◆ Problem to work on ◆
Render the lines of the listing from its start up to and including the line with "- data-point: [609, 377, 621, 390]" as a JSON list of strings, one string per line, with blank lines omitted.

Items from a dataset
>>>

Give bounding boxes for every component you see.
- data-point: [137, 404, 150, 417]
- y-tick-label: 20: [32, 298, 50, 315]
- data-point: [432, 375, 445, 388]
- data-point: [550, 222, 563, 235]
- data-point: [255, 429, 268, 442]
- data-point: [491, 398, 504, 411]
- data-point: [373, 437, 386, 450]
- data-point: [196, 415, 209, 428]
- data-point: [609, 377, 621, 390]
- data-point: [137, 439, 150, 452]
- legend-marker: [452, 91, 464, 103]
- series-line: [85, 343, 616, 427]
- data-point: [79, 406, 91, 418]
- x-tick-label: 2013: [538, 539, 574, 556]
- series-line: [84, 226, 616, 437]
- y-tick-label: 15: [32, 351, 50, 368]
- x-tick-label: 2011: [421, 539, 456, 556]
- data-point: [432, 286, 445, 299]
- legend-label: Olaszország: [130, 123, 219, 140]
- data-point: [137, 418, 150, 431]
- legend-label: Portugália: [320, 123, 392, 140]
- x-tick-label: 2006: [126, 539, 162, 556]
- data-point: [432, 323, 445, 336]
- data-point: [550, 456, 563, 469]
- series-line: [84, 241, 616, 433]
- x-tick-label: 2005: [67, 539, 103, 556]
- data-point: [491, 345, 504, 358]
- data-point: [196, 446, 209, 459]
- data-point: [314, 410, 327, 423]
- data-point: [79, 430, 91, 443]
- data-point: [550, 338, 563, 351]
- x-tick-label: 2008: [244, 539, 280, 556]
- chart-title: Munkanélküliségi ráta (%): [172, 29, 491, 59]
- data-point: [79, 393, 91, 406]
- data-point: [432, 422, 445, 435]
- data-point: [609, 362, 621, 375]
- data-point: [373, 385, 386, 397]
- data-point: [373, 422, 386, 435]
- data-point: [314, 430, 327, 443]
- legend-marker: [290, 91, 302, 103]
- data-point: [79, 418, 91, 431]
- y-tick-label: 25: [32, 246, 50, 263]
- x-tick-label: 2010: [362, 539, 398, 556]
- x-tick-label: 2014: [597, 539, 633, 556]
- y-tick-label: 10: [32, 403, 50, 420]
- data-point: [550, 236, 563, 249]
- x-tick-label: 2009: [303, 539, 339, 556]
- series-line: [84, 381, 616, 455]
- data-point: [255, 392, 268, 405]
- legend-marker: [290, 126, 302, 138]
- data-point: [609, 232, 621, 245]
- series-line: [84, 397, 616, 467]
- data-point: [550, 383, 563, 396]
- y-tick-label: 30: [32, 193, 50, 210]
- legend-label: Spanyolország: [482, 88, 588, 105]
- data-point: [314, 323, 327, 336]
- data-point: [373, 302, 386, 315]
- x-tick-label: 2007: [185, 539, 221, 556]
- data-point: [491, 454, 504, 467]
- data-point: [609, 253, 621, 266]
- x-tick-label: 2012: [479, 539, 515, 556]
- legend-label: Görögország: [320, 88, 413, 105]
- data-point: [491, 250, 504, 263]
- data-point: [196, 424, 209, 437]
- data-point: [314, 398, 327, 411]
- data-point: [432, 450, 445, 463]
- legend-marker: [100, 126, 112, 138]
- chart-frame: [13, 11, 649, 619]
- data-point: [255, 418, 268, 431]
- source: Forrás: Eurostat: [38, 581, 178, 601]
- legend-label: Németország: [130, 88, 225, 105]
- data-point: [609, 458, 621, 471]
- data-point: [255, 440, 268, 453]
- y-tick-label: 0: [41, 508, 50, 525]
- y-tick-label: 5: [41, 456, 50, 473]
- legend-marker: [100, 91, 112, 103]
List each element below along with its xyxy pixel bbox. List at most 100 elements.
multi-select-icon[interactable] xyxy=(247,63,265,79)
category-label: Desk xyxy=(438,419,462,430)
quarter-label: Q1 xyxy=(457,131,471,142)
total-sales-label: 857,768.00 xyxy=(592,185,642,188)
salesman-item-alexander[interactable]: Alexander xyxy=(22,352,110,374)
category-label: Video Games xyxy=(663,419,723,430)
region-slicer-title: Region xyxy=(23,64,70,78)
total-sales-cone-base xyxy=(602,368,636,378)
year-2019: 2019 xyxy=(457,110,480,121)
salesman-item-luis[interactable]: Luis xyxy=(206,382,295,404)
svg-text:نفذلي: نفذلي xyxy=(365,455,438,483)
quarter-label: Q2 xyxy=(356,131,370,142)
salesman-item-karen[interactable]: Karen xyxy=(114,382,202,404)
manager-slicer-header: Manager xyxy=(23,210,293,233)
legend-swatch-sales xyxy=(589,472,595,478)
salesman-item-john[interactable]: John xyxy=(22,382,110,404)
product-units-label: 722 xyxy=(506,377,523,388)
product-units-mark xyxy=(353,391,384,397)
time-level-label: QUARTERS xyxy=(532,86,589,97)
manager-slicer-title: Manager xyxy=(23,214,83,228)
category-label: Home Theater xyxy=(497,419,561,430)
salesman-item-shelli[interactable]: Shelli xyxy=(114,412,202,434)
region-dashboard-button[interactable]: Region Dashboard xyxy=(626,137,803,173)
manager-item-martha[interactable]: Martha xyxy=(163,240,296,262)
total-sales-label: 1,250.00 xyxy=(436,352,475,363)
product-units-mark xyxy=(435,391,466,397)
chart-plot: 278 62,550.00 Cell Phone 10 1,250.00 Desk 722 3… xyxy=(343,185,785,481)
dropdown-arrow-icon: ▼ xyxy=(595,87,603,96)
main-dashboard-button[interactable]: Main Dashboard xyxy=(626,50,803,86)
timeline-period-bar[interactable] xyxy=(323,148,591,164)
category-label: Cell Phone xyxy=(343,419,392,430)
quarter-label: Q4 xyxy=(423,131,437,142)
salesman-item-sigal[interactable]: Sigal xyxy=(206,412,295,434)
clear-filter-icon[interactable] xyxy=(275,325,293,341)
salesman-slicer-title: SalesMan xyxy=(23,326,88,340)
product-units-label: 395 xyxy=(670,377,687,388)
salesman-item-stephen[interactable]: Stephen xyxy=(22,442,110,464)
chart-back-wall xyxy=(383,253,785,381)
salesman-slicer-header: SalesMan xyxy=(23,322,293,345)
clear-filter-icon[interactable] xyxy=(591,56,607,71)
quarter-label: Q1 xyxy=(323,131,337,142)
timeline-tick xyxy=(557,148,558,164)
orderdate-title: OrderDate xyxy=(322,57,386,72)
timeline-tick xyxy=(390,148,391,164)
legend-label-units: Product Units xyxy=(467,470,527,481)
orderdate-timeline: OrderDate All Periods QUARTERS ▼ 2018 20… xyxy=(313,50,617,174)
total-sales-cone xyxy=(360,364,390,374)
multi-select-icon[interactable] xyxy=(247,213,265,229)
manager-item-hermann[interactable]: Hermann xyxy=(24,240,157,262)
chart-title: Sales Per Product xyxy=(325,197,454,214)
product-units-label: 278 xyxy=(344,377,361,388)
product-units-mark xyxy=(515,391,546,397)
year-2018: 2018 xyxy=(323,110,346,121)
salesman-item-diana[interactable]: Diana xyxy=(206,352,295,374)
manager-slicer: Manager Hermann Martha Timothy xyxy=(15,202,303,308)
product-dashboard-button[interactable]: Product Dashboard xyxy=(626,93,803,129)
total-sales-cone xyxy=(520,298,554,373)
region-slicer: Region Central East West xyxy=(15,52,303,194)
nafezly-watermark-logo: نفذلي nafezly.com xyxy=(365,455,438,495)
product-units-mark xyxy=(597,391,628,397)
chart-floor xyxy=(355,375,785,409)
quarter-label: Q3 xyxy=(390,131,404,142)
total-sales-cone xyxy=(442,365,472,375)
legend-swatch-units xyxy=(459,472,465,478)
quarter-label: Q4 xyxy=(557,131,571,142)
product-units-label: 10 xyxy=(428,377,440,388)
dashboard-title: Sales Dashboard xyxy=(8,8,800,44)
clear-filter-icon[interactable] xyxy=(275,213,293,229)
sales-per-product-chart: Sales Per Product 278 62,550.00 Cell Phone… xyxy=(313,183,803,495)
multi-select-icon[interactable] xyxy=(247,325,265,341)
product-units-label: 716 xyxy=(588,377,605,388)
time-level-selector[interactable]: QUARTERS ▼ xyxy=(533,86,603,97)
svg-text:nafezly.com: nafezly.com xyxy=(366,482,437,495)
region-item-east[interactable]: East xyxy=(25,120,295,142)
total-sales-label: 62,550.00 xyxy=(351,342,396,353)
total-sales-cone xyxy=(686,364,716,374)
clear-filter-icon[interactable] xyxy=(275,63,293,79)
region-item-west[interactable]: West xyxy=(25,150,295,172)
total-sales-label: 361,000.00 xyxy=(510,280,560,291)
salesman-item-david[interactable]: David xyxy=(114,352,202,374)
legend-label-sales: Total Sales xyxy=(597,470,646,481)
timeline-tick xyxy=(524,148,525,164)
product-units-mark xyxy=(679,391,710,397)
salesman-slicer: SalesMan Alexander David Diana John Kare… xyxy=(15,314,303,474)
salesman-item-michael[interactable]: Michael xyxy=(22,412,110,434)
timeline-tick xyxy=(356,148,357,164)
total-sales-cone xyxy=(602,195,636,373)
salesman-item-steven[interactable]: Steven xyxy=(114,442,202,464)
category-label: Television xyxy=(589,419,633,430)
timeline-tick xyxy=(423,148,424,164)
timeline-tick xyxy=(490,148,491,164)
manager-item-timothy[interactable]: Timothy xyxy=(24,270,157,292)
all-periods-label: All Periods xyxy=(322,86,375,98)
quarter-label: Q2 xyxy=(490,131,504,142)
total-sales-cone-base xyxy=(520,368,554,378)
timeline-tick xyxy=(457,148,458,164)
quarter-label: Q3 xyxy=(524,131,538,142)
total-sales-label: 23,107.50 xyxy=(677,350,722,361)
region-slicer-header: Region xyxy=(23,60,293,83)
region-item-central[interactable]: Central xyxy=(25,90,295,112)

<<<

◆ Answer for the task ◆
[
  "Give bounding boxes for every component you see.",
  "- data-point: [137, 404, 150, 417]",
  "- y-tick-label: 20: [32, 298, 50, 315]",
  "- data-point: [432, 375, 445, 388]",
  "- data-point: [550, 222, 563, 235]",
  "- data-point: [255, 429, 268, 442]",
  "- data-point: [491, 398, 504, 411]",
  "- data-point: [373, 437, 386, 450]",
  "- data-point: [196, 415, 209, 428]",
  "- data-point: [609, 377, 621, 390]"
]